■ INSTRUCTIONS FOR THE TASK:
Copy each line that holds "color".

■ RECORDS SUPPLIED:
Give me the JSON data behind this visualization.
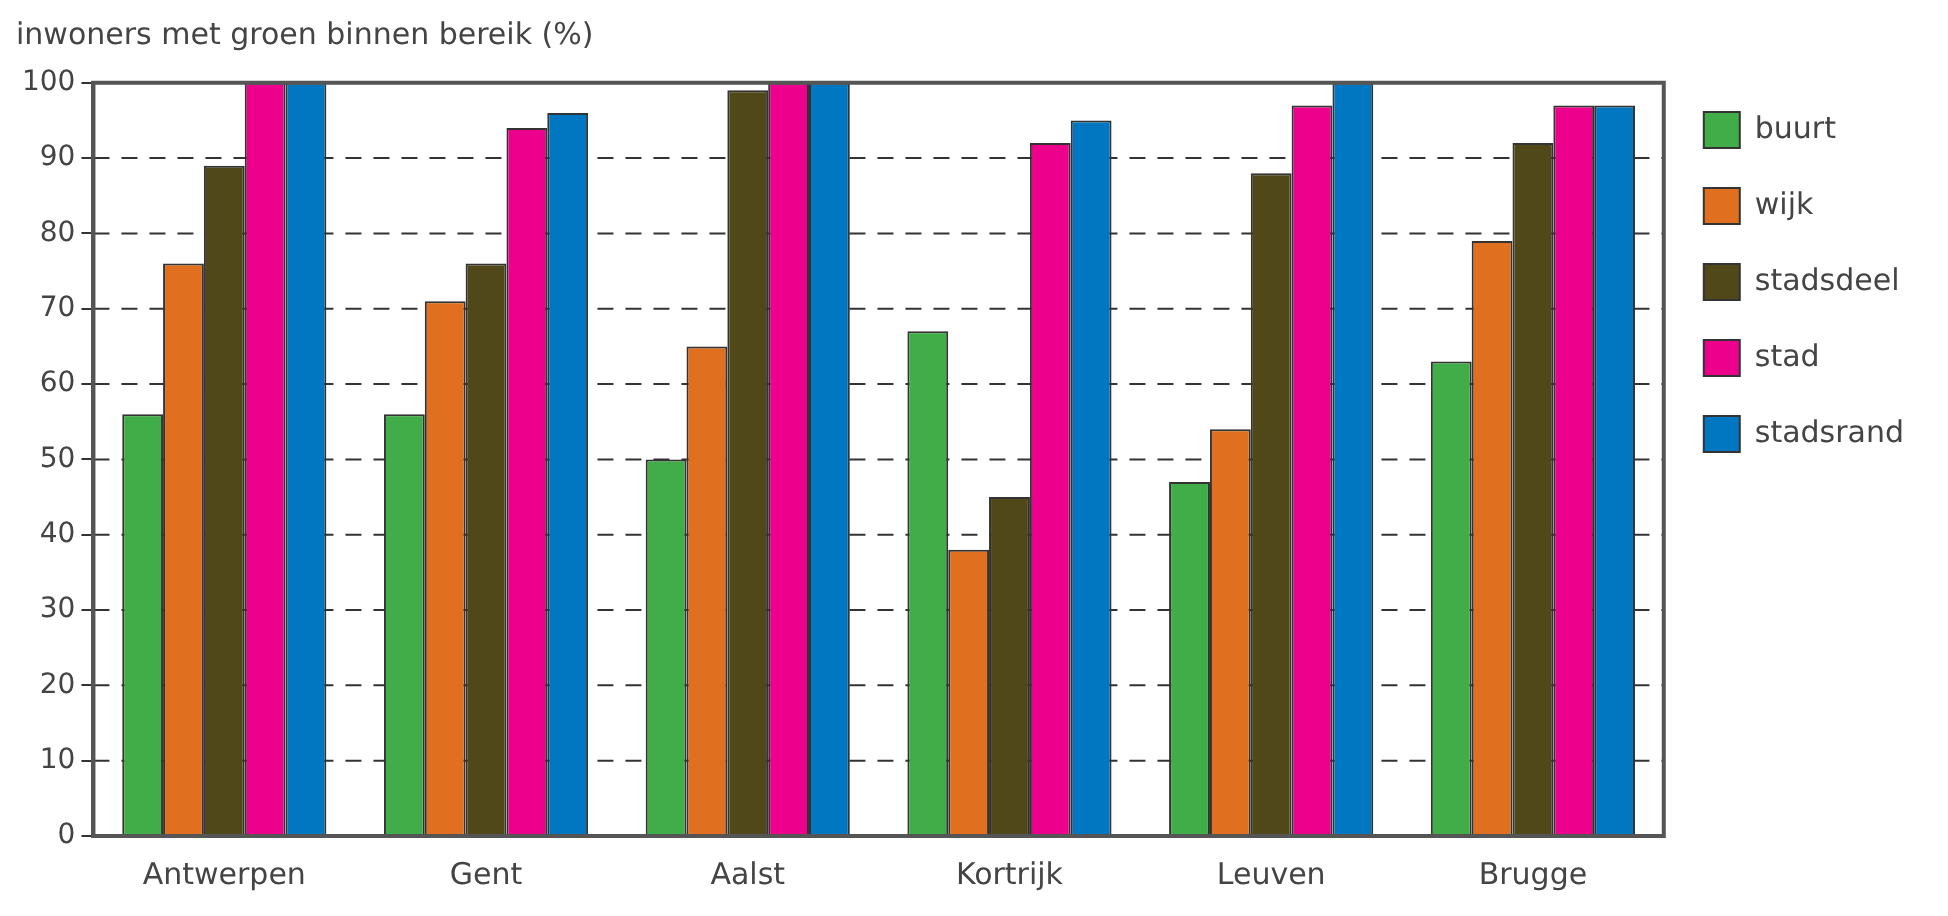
{
  "chart_data": {
    "type": "bar",
    "ylabel": "inwoners met groen binnen bereik (%)",
    "categories": [
      "Antwerpen",
      "Gent",
      "Aalst",
      "Kortrijk",
      "Leuven",
      "Brugge"
    ],
    "series": [
      {
        "name": "buurt",
        "color": "#41ad49",
        "values": [
          56,
          56,
          50,
          67,
          47,
          63
        ]
      },
      {
        "name": "wijk",
        "color": "#e06f1f",
        "values": [
          76,
          71,
          65,
          38,
          54,
          79
        ]
      },
      {
        "name": "stadsdeel",
        "color": "#514819",
        "values": [
          89,
          76,
          99,
          45,
          88,
          92
        ]
      },
      {
        "name": "stad",
        "color": "#ec008c",
        "values": [
          100,
          94,
          100,
          92,
          97,
          97
        ]
      },
      {
        "name": "stadsrand",
        "color": "#0077c0",
        "values": [
          100,
          96,
          100,
          95,
          100,
          97
        ]
      }
    ],
    "ylim": [
      0,
      100
    ],
    "yticks": [
      0,
      10,
      20,
      30,
      40,
      50,
      60,
      70,
      80,
      90,
      100
    ],
    "grid": "y",
    "legend": "right"
  }
}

■ SOLUTION:
        "color": "#41ad49",
        "color": "#e06f1f",
        "color": "#514819",
        "color": "#ec008c",
        "color": "#0077c0",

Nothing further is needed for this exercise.